**What you need to do**
Write out the full set of records below exactly.

>> Begin

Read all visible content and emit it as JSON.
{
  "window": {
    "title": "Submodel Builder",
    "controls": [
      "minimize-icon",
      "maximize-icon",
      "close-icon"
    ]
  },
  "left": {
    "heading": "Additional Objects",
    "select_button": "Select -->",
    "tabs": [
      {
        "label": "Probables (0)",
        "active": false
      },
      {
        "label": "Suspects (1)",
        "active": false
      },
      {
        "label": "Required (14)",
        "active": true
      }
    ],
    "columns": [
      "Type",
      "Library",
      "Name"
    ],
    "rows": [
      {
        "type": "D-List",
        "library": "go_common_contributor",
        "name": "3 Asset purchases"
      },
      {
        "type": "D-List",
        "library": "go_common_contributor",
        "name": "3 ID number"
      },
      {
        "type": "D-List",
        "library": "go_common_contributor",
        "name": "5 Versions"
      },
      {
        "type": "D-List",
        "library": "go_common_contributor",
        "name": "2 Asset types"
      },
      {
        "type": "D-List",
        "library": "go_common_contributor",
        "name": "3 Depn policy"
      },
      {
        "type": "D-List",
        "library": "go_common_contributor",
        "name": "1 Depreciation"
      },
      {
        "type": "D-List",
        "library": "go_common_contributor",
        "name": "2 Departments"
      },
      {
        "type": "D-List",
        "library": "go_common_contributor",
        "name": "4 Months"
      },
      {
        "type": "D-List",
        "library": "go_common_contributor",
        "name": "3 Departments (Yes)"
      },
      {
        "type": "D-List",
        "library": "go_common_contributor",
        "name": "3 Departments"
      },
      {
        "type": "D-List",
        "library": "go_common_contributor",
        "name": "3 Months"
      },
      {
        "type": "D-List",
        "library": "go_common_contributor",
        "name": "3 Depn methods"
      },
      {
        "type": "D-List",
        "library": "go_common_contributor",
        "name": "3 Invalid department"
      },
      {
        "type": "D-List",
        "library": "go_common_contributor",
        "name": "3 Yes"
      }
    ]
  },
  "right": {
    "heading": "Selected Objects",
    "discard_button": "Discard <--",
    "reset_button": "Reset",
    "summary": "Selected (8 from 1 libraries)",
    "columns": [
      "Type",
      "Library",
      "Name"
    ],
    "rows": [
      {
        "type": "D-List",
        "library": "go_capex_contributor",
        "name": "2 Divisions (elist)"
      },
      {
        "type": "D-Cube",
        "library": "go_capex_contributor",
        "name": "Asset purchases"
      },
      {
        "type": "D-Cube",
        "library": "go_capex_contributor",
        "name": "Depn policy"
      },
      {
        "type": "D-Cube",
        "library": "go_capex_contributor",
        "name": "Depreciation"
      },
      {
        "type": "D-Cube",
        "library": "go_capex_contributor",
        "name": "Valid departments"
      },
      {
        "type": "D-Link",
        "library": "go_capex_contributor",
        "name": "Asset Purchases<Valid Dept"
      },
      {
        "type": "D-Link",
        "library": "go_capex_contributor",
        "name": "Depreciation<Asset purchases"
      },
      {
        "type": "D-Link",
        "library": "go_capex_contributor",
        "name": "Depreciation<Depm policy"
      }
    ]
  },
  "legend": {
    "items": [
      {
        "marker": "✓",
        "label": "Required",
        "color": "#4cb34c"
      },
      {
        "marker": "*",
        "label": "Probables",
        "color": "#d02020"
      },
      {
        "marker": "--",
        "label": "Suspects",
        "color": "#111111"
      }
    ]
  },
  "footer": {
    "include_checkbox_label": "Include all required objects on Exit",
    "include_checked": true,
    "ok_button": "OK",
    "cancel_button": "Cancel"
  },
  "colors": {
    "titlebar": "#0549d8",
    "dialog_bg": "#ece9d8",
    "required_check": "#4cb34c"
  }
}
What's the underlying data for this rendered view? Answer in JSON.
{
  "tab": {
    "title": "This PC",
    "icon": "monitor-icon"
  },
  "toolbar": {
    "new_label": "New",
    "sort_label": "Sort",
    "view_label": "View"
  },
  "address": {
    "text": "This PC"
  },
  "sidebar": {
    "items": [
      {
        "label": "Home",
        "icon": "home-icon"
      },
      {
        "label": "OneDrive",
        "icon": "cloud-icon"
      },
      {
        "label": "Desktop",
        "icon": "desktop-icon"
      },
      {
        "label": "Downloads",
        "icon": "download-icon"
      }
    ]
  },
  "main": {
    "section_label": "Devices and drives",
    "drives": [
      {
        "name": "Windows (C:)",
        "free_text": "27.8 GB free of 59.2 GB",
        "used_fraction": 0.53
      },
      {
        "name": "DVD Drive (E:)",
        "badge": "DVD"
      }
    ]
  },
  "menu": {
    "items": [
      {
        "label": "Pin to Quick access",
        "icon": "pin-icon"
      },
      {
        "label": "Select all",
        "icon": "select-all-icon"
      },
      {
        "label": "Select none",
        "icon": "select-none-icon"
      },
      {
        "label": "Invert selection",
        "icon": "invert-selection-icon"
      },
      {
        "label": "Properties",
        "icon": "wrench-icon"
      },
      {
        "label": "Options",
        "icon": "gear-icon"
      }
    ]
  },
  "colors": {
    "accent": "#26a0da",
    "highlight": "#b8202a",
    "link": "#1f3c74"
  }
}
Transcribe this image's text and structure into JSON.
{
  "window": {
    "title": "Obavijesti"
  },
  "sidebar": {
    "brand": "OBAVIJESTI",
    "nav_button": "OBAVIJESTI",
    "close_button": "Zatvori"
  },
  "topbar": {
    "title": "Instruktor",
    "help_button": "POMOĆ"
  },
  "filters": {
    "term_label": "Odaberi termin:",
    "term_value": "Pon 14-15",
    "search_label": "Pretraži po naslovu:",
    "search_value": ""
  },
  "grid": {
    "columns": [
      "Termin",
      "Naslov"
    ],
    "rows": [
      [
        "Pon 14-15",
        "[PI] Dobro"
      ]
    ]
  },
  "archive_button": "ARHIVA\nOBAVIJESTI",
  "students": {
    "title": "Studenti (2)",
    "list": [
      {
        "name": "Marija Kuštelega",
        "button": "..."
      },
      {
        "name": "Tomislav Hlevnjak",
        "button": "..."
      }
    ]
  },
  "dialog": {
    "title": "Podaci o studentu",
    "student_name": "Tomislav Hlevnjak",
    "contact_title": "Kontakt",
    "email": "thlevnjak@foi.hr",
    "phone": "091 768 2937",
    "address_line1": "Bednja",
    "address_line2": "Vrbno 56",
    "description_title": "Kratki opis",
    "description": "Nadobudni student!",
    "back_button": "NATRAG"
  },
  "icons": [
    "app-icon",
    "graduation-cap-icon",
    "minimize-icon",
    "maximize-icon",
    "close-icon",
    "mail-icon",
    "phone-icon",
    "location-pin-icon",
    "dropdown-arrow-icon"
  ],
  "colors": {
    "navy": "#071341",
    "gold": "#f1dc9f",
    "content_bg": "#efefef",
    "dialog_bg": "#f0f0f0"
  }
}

>> End

**Response for this exercise**
Read all visible content and emit it as JSON.
{
  "window": {
    "title": "Submodel Builder",
    "controls": [
      "minimize-icon",
      "maximize-icon",
      "close-icon"
    ]
  },
  "left": {
    "heading": "Additional Objects",
    "select_button": "Select -->",
    "tabs": [
      {
        "label": "Probables (0)",
        "active": false
      },
      {
        "label": "Suspects (1)",
        "active": false
      },
      {
        "label": "Required (14)",
        "active": true
      }
    ],
    "columns": [
      "Type",
      "Library",
      "Name"
    ],
    "rows": [
      {
        "type": "D-List",
        "library": "go_common_contributor",
        "name": "3 Asset purchases"
      },
      {
        "type": "D-List",
        "library": "go_common_contributor",
        "name": "3 ID number"
      },
      {
        "type": "D-List",
        "library": "go_common_contributor",
        "name": "5 Versions"
      },
      {
        "type": "D-List",
        "library": "go_common_contributor",
        "name": "2 Asset types"
      },
      {
        "type": "D-List",
        "library": "go_common_contributor",
        "name": "3 Depn policy"
      },
      {
        "type": "D-List",
        "library": "go_common_contributor",
        "name": "1 Depreciation"
      },
      {
        "type": "D-List",
        "library": "go_common_contributor",
        "name": "2 Departments"
      },
      {
        "type": "D-List",
        "library": "go_common_contributor",
        "name": "4 Months"
      },
      {
        "type": "D-List",
        "library": "go_common_contributor",
        "name": "3 Departments (Yes)"
      },
      {
        "type": "D-List",
        "library": "go_common_contributor",
        "name": "3 Departments"
      },
      {
        "type": "D-List",
        "library": "go_common_contributor",
        "name": "3 Months"
      },
      {
        "type": "D-List",
        "library": "go_common_contributor",
        "name": "3 Depn methods"
      },
      {
        "type": "D-List",
        "library": "go_common_contributor",
        "name": "3 Invalid department"
      },
      {
        "type": "D-List",
        "library": "go_common_contributor",
        "name": "3 Yes"
      }
    ]
  },
  "right": {
    "heading": "Selected Objects",
    "discard_button": "Discard <--",
    "reset_button": "Reset",
    "summary": "Selected (8 from 1 libraries)",
    "columns": [
      "Type",
      "Library",
      "Name"
    ],
    "rows": [
      {
        "type": "D-List",
        "library": "go_capex_contributor",
        "name": "2 Divisions (elist)"
      },
      {
        "type": "D-Cube",
        "library": "go_capex_contributor",
        "name": "Asset purchases"
      },
      {
        "type": "D-Cube",
        "library": "go_capex_contributor",
        "name": "Depn policy"
      },
      {
        "type": "D-Cube",
        "library": "go_capex_contributor",
        "name": "Depreciation"
      },
      {
        "type": "D-Cube",
        "library": "go_capex_contributor",
        "name": "Valid departments"
      },
      {
        "type": "D-Link",
        "library": "go_capex_contributor",
        "name": "Asset Purchases<Valid Dept"
      },
      {
        "type": "D-Link",
        "library": "go_capex_contributor",
        "name": "Depreciation<Asset purchases"
      },
      {
        "type": "D-Link",
        "library": "go_capex_contributor",
        "name": "Depreciation<Depm policy"
      }
    ]
  },
  "legend": {
    "items": [
      {
        "marker": "✓",
        "label": "Required",
        "color": "#4cb34c"
      },
      {
        "marker": "*",
        "label": "Probables",
        "color": "#d02020"
      },
      {
        "marker": "--",
        "label": "Suspects",
        "color": "#111111"
      }
    ]
  },
  "footer": {
    "include_checkbox_label": "Include all required objects on Exit",
    "include_checked": true,
    "ok_button": "OK",
    "cancel_button": "Cancel"
  },
  "colors": {
    "titlebar": "#0549d8",
    "dialog_bg": "#ece9d8",
    "required_check": "#4cb34c"
  }
}
What's the underlying data for this rendered view? Answer in JSON.
{
  "tab": {
    "title": "This PC",
    "icon": "monitor-icon"
  },
  "toolbar": {
    "new_label": "New",
    "sort_label": "Sort",
    "view_label": "View"
  },
  "address": {
    "text": "This PC"
  },
  "sidebar": {
    "items": [
      {
        "label": "Home",
        "icon": "home-icon"
      },
      {
        "label": "OneDrive",
        "icon": "cloud-icon"
      },
      {
        "label": "Desktop",
        "icon": "desktop-icon"
      },
      {
        "label": "Downloads",
        "icon": "download-icon"
      }
    ]
  },
  "main": {
    "section_label": "Devices and drives",
    "drives": [
      {
        "name": "Windows (C:)",
        "free_text": "27.8 GB free of 59.2 GB",
        "used_fraction": 0.53
      },
      {
        "name": "DVD Drive (E:)",
        "badge": "DVD"
      }
    ]
  },
  "menu": {
    "items": [
      {
        "label": "Pin to Quick access",
        "icon": "pin-icon"
      },
      {
        "label": "Select all",
        "icon": "select-all-icon"
      },
      {
        "label": "Select none",
        "icon": "select-none-icon"
      },
      {
        "label": "Invert selection",
        "icon": "invert-selection-icon"
      },
      {
        "label": "Properties",
        "icon": "wrench-icon"
      },
      {
        "label": "Options",
        "icon": "gear-icon"
      }
    ]
  },
  "colors": {
    "accent": "#26a0da",
    "highlight": "#b8202a",
    "link": "#1f3c74"
  }
}
Transcribe this image's text and structure into JSON.
{
  "window": {
    "title": "Obavijesti"
  },
  "sidebar": {
    "brand": "OBAVIJESTI",
    "nav_button": "OBAVIJESTI",
    "close_button": "Zatvori"
  },
  "topbar": {
    "title": "Instruktor",
    "help_button": "POMOĆ"
  },
  "filters": {
    "term_label": "Odaberi termin:",
    "term_value": "Pon 14-15",
    "search_label": "Pretraži po naslovu:",
    "search_value": ""
  },
  "grid": {
    "columns": [
      "Termin",
      "Naslov"
    ],
    "rows": [
      [
        "Pon 14-15",
        "[PI] Dobro"
      ]
    ]
  },
  "archive_button": "ARHIVA\nOBAVIJESTI",
  "students": {
    "title": "Studenti (2)",
    "list": [
      {
        "name": "Marija Kuštelega",
        "button": "..."
      },
      {
        "name": "Tomislav Hlevnjak",
        "button": "..."
      }
    ]
  },
  "dialog": {
    "title": "Podaci o studentu",
    "student_name": "Tomislav Hlevnjak",
    "contact_title": "Kontakt",
    "email": "thlevnjak@foi.hr",
    "phone": "091 768 2937",
    "address_line1": "Bednja",
    "address_line2": "Vrbno 56",
    "description_title": "Kratki opis",
    "description": "Nadobudni student!",
    "back_button": "NATRAG"
  },
  "icons": [
    "app-icon",
    "graduation-cap-icon",
    "minimize-icon",
    "maximize-icon",
    "close-icon",
    "mail-icon",
    "phone-icon",
    "location-pin-icon",
    "dropdown-arrow-icon"
  ],
  "colors": {
    "navy": "#071341",
    "gold": "#f1dc9f",
    "content_bg": "#efefef",
    "dialog_bg": "#f0f0f0"
  }
}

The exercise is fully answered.